[WHAT THE TASK REQUIRES]:
Omit all pictures. Copy the rest of the material exactly.

[DATA SECTION]:
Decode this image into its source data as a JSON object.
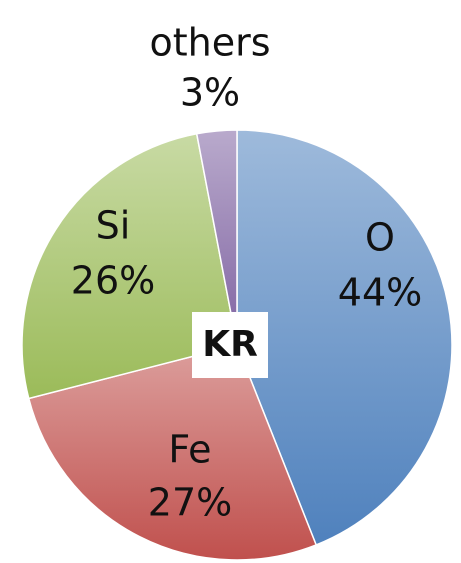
{
  "chart_data": {
    "type": "pie",
    "categories": [
      "O",
      "Fe",
      "Si",
      "others"
    ],
    "values": [
      44,
      27,
      26,
      3
    ],
    "value_labels": [
      "44%",
      "27%",
      "26%",
      "3%"
    ],
    "colors": [
      "#4f81bd",
      "#c0504d",
      "#9bbb59",
      "#8064a2"
    ],
    "annotation": "KR"
  }
}
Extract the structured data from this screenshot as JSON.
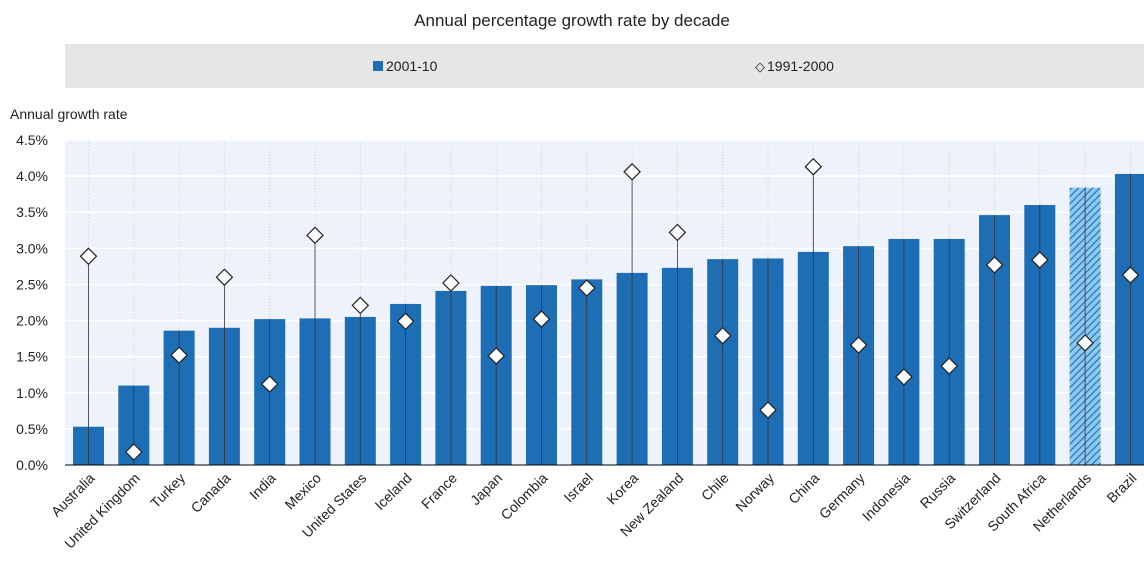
{
  "chart_data": {
    "type": "bar",
    "title": "Annual percentage growth rate by decade",
    "ylabel": "Annual growth rate",
    "xlabel": "",
    "ylim": [
      0,
      4.5
    ],
    "yticks": [
      "0.0%",
      "0.5%",
      "1.0%",
      "1.5%",
      "2.0%",
      "2.5%",
      "3.0%",
      "3.5%",
      "4.0%",
      "4.5%"
    ],
    "grid": true,
    "legend_placement": "top",
    "categories": [
      "Australia",
      "United Kingdom",
      "Turkey",
      "Canada",
      "India",
      "Mexico",
      "United States",
      "Iceland",
      "France",
      "Japan",
      "Colombia",
      "Israel",
      "Korea",
      "New Zealand",
      "Chile",
      "Norway",
      "China",
      "Germany",
      "Indonesia",
      "Russia",
      "Switzerland",
      "South Africa",
      "Netherlands",
      "Brazil"
    ],
    "series": [
      {
        "name": "2001-10",
        "marker": "bar",
        "color": "#1e6eb5",
        "highlight_color": "#8ec8ee",
        "highlighted_category": "Netherlands",
        "values": [
          0.53,
          1.1,
          1.86,
          1.9,
          2.02,
          2.03,
          2.05,
          2.23,
          2.41,
          2.48,
          2.49,
          2.57,
          2.66,
          2.73,
          2.85,
          2.86,
          2.95,
          3.03,
          3.13,
          3.13,
          3.46,
          3.6,
          3.84,
          4.03
        ]
      },
      {
        "name": "1991-2000",
        "marker": "diamond",
        "color": "#ffffff",
        "values": [
          2.89,
          0.18,
          1.52,
          2.6,
          1.12,
          3.18,
          2.21,
          1.99,
          2.52,
          1.51,
          2.02,
          2.45,
          4.06,
          3.22,
          1.79,
          0.76,
          4.13,
          1.66,
          1.22,
          1.37,
          2.77,
          2.84,
          1.69,
          2.63
        ]
      }
    ]
  }
}
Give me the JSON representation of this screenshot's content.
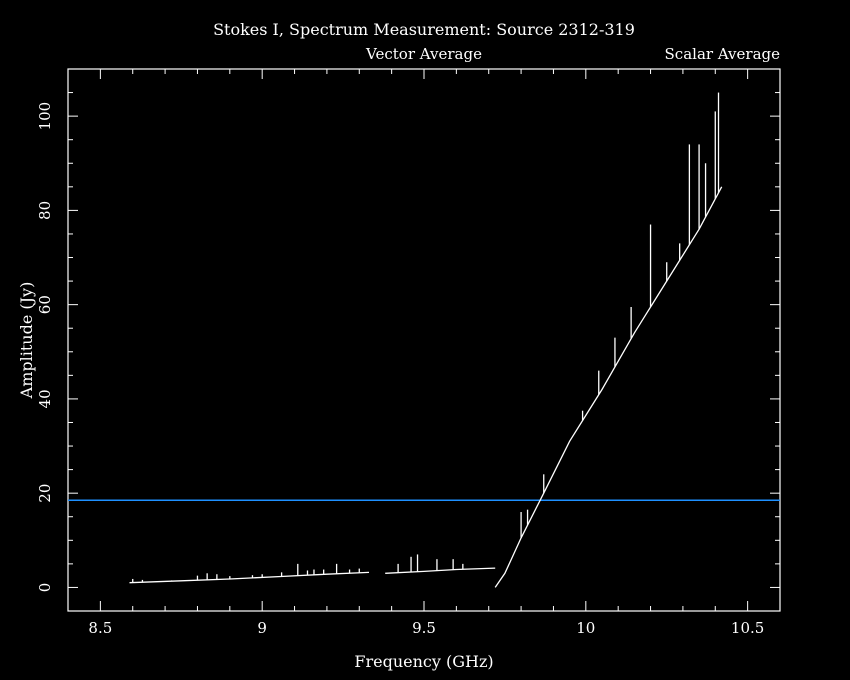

[RESULT OF THE TASK]:
Decode this image into its source data as a JSON object.
{
  "chart_data": {
    "type": "pie",
    "categories": [
      "O",
      "Fe",
      "Si",
      "others"
    ],
    "values": [
      44,
      27,
      26,
      3
    ],
    "value_labels": [
      "44%",
      "27%",
      "26%",
      "3%"
    ],
    "colors": [
      "#4f81bd",
      "#c0504d",
      "#9bbb59",
      "#8064a2"
    ],
    "annotation": "KR"
  }
}
Extract the structured data from this screenshot as JSON.
{
  "chart_data": {
    "type": "bar",
    "title": "Annual percentage growth rate by decade",
    "ylabel": "Annual growth rate",
    "xlabel": "",
    "ylim": [
      0,
      4.5
    ],
    "yticks": [
      "0.0%",
      "0.5%",
      "1.0%",
      "1.5%",
      "2.0%",
      "2.5%",
      "3.0%",
      "3.5%",
      "4.0%",
      "4.5%"
    ],
    "grid": true,
    "legend_placement": "top",
    "categories": [
      "Australia",
      "United Kingdom",
      "Turkey",
      "Canada",
      "India",
      "Mexico",
      "United States",
      "Iceland",
      "France",
      "Japan",
      "Colombia",
      "Israel",
      "Korea",
      "New Zealand",
      "Chile",
      "Norway",
      "China",
      "Germany",
      "Indonesia",
      "Russia",
      "Switzerland",
      "South Africa",
      "Netherlands",
      "Brazil"
    ],
    "series": [
      {
        "name": "2001-10",
        "marker": "bar",
        "color": "#1e6eb5",
        "highlight_color": "#8ec8ee",
        "highlighted_category": "Netherlands",
        "values": [
          0.53,
          1.1,
          1.86,
          1.9,
          2.02,
          2.03,
          2.05,
          2.23,
          2.41,
          2.48,
          2.49,
          2.57,
          2.66,
          2.73,
          2.85,
          2.86,
          2.95,
          3.03,
          3.13,
          3.13,
          3.46,
          3.6,
          3.84,
          4.03
        ]
      },
      {
        "name": "1991-2000",
        "marker": "diamond",
        "color": "#ffffff",
        "values": [
          2.89,
          0.18,
          1.52,
          2.6,
          1.12,
          3.18,
          2.21,
          1.99,
          2.52,
          1.51,
          2.02,
          2.45,
          4.06,
          3.22,
          1.79,
          0.76,
          4.13,
          1.66,
          1.22,
          1.37,
          2.77,
          2.84,
          1.69,
          2.63
        ]
      }
    ]
  }
}
Give me the JSON representation of this screenshot's content.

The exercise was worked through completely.